Requirement
Please give the listing again in its entirety, exactly as written.

Collected data
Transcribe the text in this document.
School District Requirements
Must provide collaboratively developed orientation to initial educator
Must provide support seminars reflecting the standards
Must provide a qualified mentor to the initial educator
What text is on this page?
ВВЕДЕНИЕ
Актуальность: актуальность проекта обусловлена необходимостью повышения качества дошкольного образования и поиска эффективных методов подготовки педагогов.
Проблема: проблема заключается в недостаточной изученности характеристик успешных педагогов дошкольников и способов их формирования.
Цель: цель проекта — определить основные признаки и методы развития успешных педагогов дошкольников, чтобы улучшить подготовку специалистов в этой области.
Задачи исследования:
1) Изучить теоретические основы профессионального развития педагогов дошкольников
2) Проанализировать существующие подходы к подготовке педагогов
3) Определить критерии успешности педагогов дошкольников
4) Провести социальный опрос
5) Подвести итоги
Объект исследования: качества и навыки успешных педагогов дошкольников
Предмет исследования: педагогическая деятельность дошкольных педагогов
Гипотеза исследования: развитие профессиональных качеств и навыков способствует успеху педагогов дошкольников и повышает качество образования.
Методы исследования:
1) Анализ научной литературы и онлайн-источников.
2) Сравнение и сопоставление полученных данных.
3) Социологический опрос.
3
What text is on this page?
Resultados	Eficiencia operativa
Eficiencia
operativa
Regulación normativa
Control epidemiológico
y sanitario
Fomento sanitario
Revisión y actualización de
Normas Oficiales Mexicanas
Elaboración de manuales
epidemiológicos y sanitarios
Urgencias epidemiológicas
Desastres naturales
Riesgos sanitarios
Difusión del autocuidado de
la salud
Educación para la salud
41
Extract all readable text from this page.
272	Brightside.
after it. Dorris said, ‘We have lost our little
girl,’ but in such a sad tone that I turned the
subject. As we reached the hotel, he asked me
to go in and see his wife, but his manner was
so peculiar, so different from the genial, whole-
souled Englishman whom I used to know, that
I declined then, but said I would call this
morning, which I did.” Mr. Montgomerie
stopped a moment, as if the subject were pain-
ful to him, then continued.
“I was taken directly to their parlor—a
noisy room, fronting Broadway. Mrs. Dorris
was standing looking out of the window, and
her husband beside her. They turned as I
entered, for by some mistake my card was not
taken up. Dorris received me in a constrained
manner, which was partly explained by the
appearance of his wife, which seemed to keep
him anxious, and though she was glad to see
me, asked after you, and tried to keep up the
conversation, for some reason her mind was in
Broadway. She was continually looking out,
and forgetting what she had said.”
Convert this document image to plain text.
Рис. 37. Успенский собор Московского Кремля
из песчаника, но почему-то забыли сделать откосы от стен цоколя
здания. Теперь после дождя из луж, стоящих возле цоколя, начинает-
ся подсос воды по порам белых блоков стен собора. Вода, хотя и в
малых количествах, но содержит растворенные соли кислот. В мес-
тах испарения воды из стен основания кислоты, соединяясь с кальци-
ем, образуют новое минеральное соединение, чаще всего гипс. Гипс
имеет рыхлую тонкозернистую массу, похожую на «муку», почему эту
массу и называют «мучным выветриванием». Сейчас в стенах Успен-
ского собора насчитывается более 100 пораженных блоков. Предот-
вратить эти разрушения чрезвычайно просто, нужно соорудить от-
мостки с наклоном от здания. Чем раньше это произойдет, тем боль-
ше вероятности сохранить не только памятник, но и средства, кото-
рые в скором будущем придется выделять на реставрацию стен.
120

Solution
Transcribe the text in this document.
School District Requirements
Must provide collaboratively developed orientation to initial educator
Must provide support seminars reflecting the standards
Must provide a qualified mentor to the initial educator
What text is on this page?
ВВЕДЕНИЕ
Актуальность: актуальность проекта обусловлена необходимостью повышения качества дошкольного образования и поиска эффективных методов подготовки педагогов.
Проблема: проблема заключается в недостаточной изученности характеристик успешных педагогов дошкольников и способов их формирования.
Цель: цель проекта — определить основные признаки и методы развития успешных педагогов дошкольников, чтобы улучшить подготовку специалистов в этой области.
Задачи исследования:
1) Изучить теоретические основы профессионального развития педагогов дошкольников
2) Проанализировать существующие подходы к подготовке педагогов
3) Определить критерии успешности педагогов дошкольников
4) Провести социальный опрос
5) Подвести итоги
Объект исследования: качества и навыки успешных педагогов дошкольников
Предмет исследования: педагогическая деятельность дошкольных педагогов
Гипотеза исследования: развитие профессиональных качеств и навыков способствует успеху педагогов дошкольников и повышает качество образования.
Методы исследования:
1) Анализ научной литературы и онлайн-источников.
2) Сравнение и сопоставление полученных данных.
3) Социологический опрос.
3
What text is on this page?
Resultados	Eficiencia operativa
Eficiencia
operativa
Regulación normativa
Control epidemiológico
y sanitario
Fomento sanitario
Revisión y actualización de
Normas Oficiales Mexicanas
Elaboración de manuales
epidemiológicos y sanitarios
Urgencias epidemiológicas
Desastres naturales
Riesgos sanitarios
Difusión del autocuidado de
la salud
Educación para la salud
41
Extract all readable text from this page.
272	Brightside.
after it. Dorris said, ‘We have lost our little
girl,’ but in such a sad tone that I turned the
subject. As we reached the hotel, he asked me
to go in and see his wife, but his manner was
so peculiar, so different from the genial, whole-
souled Englishman whom I used to know, that
I declined then, but said I would call this
morning, which I did.” Mr. Montgomerie
stopped a moment, as if the subject were pain-
ful to him, then continued.
“I was taken directly to their parlor—a
noisy room, fronting Broadway. Mrs. Dorris
was standing looking out of the window, and
her husband beside her. They turned as I
entered, for by some mistake my card was not
taken up. Dorris received me in a constrained
manner, which was partly explained by the
appearance of his wife, which seemed to keep
him anxious, and though she was glad to see
me, asked after you, and tried to keep up the
conversation, for some reason her mind was in
Broadway. She was continually looking out,
and forgetting what she had said.”
Convert this document image to plain text.
Рис. 37. Успенский собор Московского Кремля
из песчаника, но почему-то забыли сделать откосы от стен цоколя
здания. Теперь после дождя из луж, стоящих возле цоколя, начинает-
ся подсос воды по порам белых блоков стен собора. Вода, хотя и в
малых количествах, но содержит растворенные соли кислот. В мес-
тах испарения воды из стен основания кислоты, соединяясь с кальци-
ем, образуют новое минеральное соединение, чаще всего гипс. Гипс
имеет рыхлую тонкозернистую массу, похожую на «муку», почему эту
массу и называют «мучным выветриванием». Сейчас в стенах Успен-
ского собора насчитывается более 100 пораженных блоков. Предот-
вратить эти разрушения чрезвычайно просто, нужно соорудить от-
мостки с наклоном от здания. Чем раньше это произойдет, тем боль-
ше вероятности сохранить не только памятник, но и средства, кото-
рые в скором будущем придется выделять на реставрацию стен.
120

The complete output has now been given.